Written exercise:
Output the full listing below exactly as it reads, and skip anything that is a picture.

Listed records:
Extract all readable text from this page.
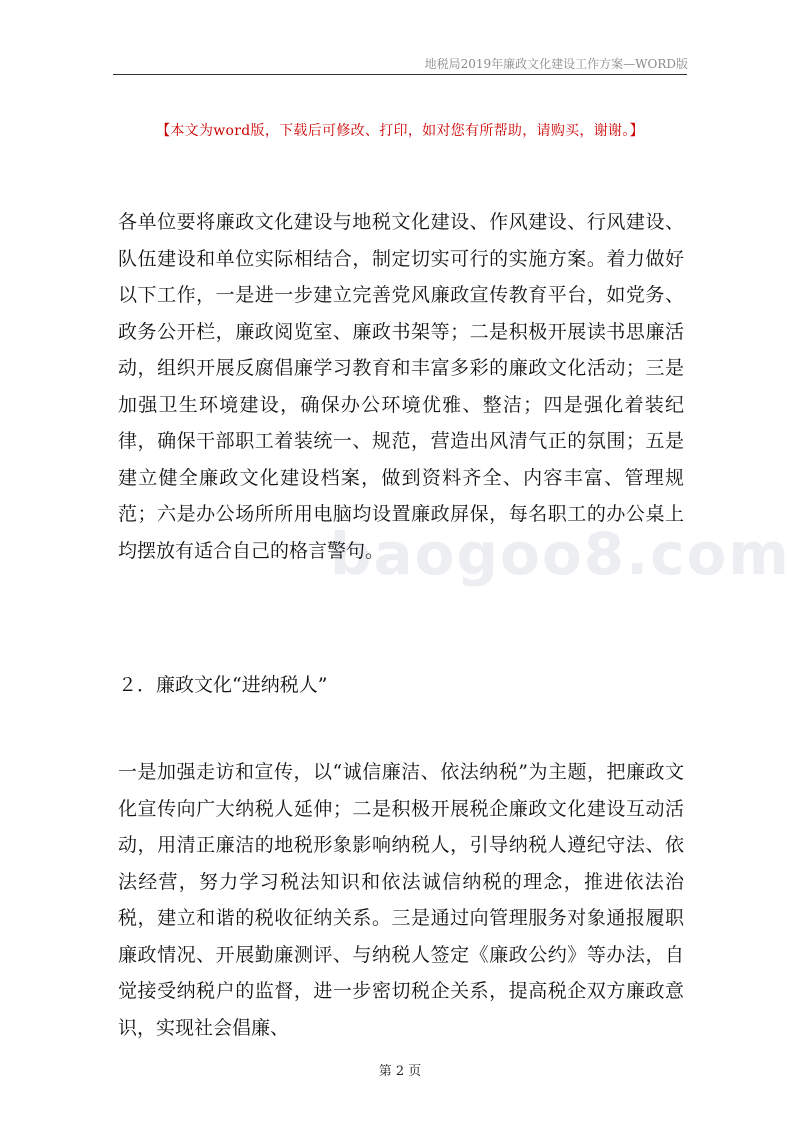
地税局2019年廉政文化建设工作方案—WORD版
【本文为word版，下载后可修改、打印，如对您有所帮助，请购买，谢谢。】
baogoo8.com
各单位要将廉政文化建设与地税文化建设、作风建设、行风建设、队伍建设和单位实际相结合，制定切实可行的实施方案。着力做好以下工作，一是进一步建立完善党风廉政宣传教育平台，如党务、政务公开栏，廉政阅览室、廉政书架等；二是积极开展读书思廉活动，组织开展反腐倡廉学习教育和丰富多彩的廉政文化活动；三是加强卫生环境建设，确保办公环境优雅、整洁；四是强化着装纪律，确保干部职工着装统一、规范，营造出风清气正的氛围；五是建立健全廉政文化建设档案，做到资料齐全、内容丰富、管理规范；六是办公场所所用电脑均设置廉政屏保，每名职工的办公桌上均摆放有适合自己的格言警句。
２．廉政文化“进纳税人”
一是加强走访和宣传，以“诚信廉洁、依法纳税”为主题，把廉政文化宣传向广大纳税人延伸；二是积极开展税企廉政文化建设互动活动，用清正廉洁的地税形象影响纳税人，引导纳税人遵纪守法、依法经营，努力学习税法知识和依法诚信纳税的理念，推进依法治税，建立和谐的税收征纳关系。三是通过向管理服务对象通报履职廉政情况、开展勤廉测评、与纳税人签定《廉政公约》等办法，自觉接受纳税户的监督，进一步密切税企关系，提高税企双方廉政意识，实现社会倡廉、
第 2 页
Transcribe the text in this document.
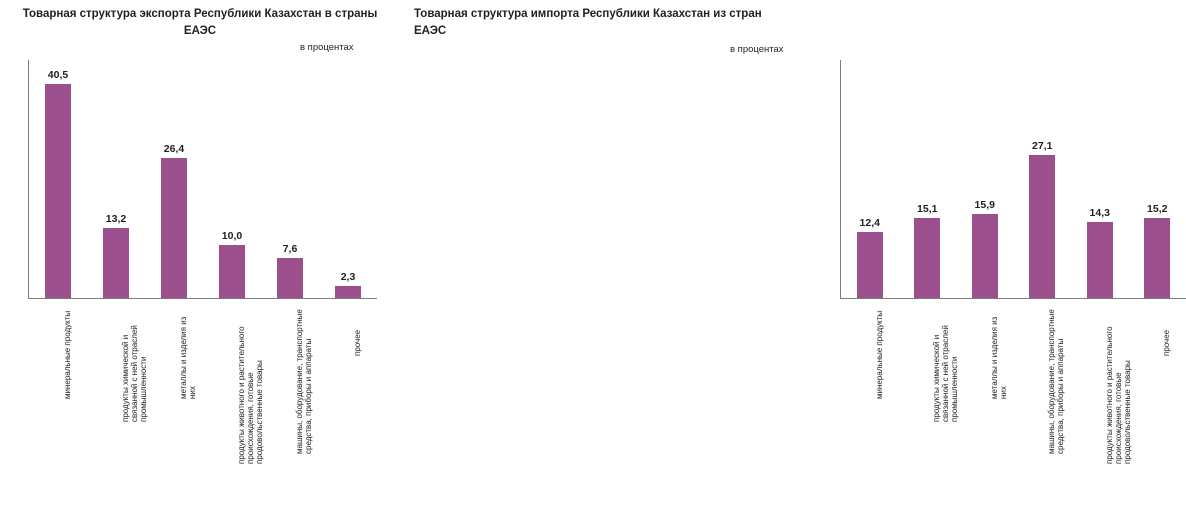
Товарная структура экспорта Республики Казахстан в страны ЕАЭС
в процентах
40,5
минеральные продукты
13,2
продукты химической и связанной с ней отраслей промышленности
26,4
металлы и изделия из них
10,0
продукты животного и растительного происхождения, готовые продовольственные товары
7,6
машины, оборудование, транспортные средства, приборы и аппараты
2,3
прочее
Товарная структура импорта Республики Казахстан из стран ЕАЭС
в процентах
12,4
минеральные продукты
15,1
продукты химической и связанной с ней отраслей промышленности
15,9
металлы и изделия из них
27,1
машины, оборудование, транспортные средства, приборы и аппараты
14,3
продукты животного и растительного происхождения, готовые продовольственные товары
15,2
прочее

Output of the task:
Extract all readable text from this page.
地税局2019年廉政文化建设工作方案—WORD版
【本文为word版，下载后可修改、打印，如对您有所帮助，请购买，谢谢。】
baogoo8.com
各单位要将廉政文化建设与地税文化建设、作风建设、行风建设、队伍建设和单位实际相结合，制定切实可行的实施方案。着力做好以下工作，一是进一步建立完善党风廉政宣传教育平台，如党务、政务公开栏，廉政阅览室、廉政书架等；二是积极开展读书思廉活动，组织开展反腐倡廉学习教育和丰富多彩的廉政文化活动；三是加强卫生环境建设，确保办公环境优雅、整洁；四是强化着装纪律，确保干部职工着装统一、规范，营造出风清气正的氛围；五是建立健全廉政文化建设档案，做到资料齐全、内容丰富、管理规范；六是办公场所所用电脑均设置廉政屏保，每名职工的办公桌上均摆放有适合自己的格言警句。
２．廉政文化“进纳税人”
一是加强走访和宣传，以“诚信廉洁、依法纳税”为主题，把廉政文化宣传向广大纳税人延伸；二是积极开展税企廉政文化建设互动活动，用清正廉洁的地税形象影响纳税人，引导纳税人遵纪守法、依法经营，努力学习税法知识和依法诚信纳税的理念，推进依法治税，建立和谐的税收征纳关系。三是通过向管理服务对象通报履职廉政情况、开展勤廉测评、与纳税人签定《廉政公约》等办法，自觉接受纳税户的监督，进一步密切税企关系，提高税企双方廉政意识，实现社会倡廉、
第 2 页
Transcribe the text in this document.
Товарная структура экспорта Республики Казахстан в страны ЕАЭС
в процентах
40,5
минеральные продукты
13,2
продукты химической и связанной с ней отраслей промышленности
26,4
металлы и изделия из них
10,0
продукты животного и растительного происхождения, готовые продовольственные товары
7,6
машины, оборудование, транспортные средства, приборы и аппараты
2,3
прочее
Товарная структура импорта Республики Казахстан из стран ЕАЭС
в процентах
12,4
минеральные продукты
15,1
продукты химической и связанной с ней отраслей промышленности
15,9
металлы и изделия из них
27,1
машины, оборудование, транспортные средства, приборы и аппараты
14,3
продукты животного и растительного происхождения, готовые продовольственные товары
15,2
прочее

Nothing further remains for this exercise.